**SET PROBLEM**
Answer with a single number: how many lines in the listing below include "label"?

**RECORDS PROVIDED**
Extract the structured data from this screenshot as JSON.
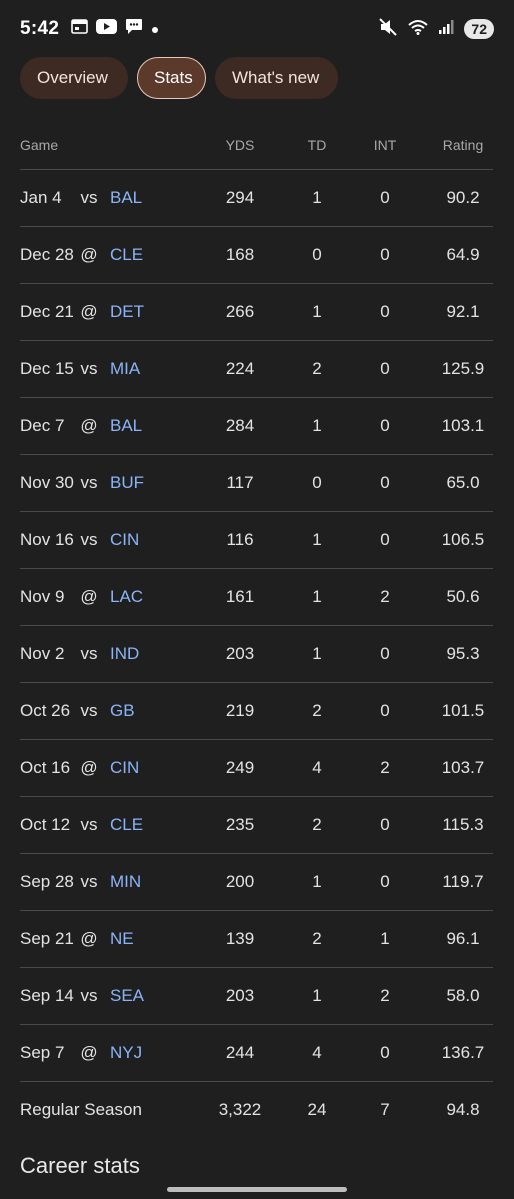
{
  "status_bar": {
    "time": "5:42",
    "battery": "72"
  },
  "tabs": [
    {
      "label": "Overview",
      "active": false
    },
    {
      "label": "Stats",
      "active": true
    },
    {
      "label": "What's new",
      "active": false
    }
  ],
  "table": {
    "headers": {
      "game": "Game",
      "yds": "YDS",
      "td": "TD",
      "int": "INT",
      "rating": "Rating"
    },
    "rows": [
      {
        "date": "Jan 4",
        "ha": "vs",
        "opp": "BAL",
        "yds": "294",
        "td": "1",
        "int": "0",
        "rating": "90.2"
      },
      {
        "date": "Dec 28",
        "ha": "@",
        "opp": "CLE",
        "yds": "168",
        "td": "0",
        "int": "0",
        "rating": "64.9"
      },
      {
        "date": "Dec 21",
        "ha": "@",
        "opp": "DET",
        "yds": "266",
        "td": "1",
        "int": "0",
        "rating": "92.1"
      },
      {
        "date": "Dec 15",
        "ha": "vs",
        "opp": "MIA",
        "yds": "224",
        "td": "2",
        "int": "0",
        "rating": "125.9"
      },
      {
        "date": "Dec 7",
        "ha": "@",
        "opp": "BAL",
        "yds": "284",
        "td": "1",
        "int": "0",
        "rating": "103.1"
      },
      {
        "date": "Nov 30",
        "ha": "vs",
        "opp": "BUF",
        "yds": "117",
        "td": "0",
        "int": "0",
        "rating": "65.0"
      },
      {
        "date": "Nov 16",
        "ha": "vs",
        "opp": "CIN",
        "yds": "116",
        "td": "1",
        "int": "0",
        "rating": "106.5"
      },
      {
        "date": "Nov 9",
        "ha": "@",
        "opp": "LAC",
        "yds": "161",
        "td": "1",
        "int": "2",
        "rating": "50.6"
      },
      {
        "date": "Nov 2",
        "ha": "vs",
        "opp": "IND",
        "yds": "203",
        "td": "1",
        "int": "0",
        "rating": "95.3"
      },
      {
        "date": "Oct 26",
        "ha": "vs",
        "opp": "GB",
        "yds": "219",
        "td": "2",
        "int": "0",
        "rating": "101.5"
      },
      {
        "date": "Oct 16",
        "ha": "@",
        "opp": "CIN",
        "yds": "249",
        "td": "4",
        "int": "2",
        "rating": "103.7"
      },
      {
        "date": "Oct 12",
        "ha": "vs",
        "opp": "CLE",
        "yds": "235",
        "td": "2",
        "int": "0",
        "rating": "115.3"
      },
      {
        "date": "Sep 28",
        "ha": "vs",
        "opp": "MIN",
        "yds": "200",
        "td": "1",
        "int": "0",
        "rating": "119.7"
      },
      {
        "date": "Sep 21",
        "ha": "@",
        "opp": "NE",
        "yds": "139",
        "td": "2",
        "int": "1",
        "rating": "96.1"
      },
      {
        "date": "Sep 14",
        "ha": "vs",
        "opp": "SEA",
        "yds": "203",
        "td": "1",
        "int": "2",
        "rating": "58.0"
      },
      {
        "date": "Sep 7",
        "ha": "@",
        "opp": "NYJ",
        "yds": "244",
        "td": "4",
        "int": "0",
        "rating": "136.7"
      }
    ],
    "season_total": {
      "label": "Regular Season",
      "yds": "3,322",
      "td": "24",
      "int": "7",
      "rating": "94.8"
    }
  },
  "section": {
    "career_title": "Career stats"
  },
  "colors": {
    "background": "#1f1f1f",
    "team_link": "#8ab4f8",
    "chip_bg": "#3d2a22",
    "chip_active_bg": "#5b3a2c"
  }
}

**EXERCISE RESULT**
4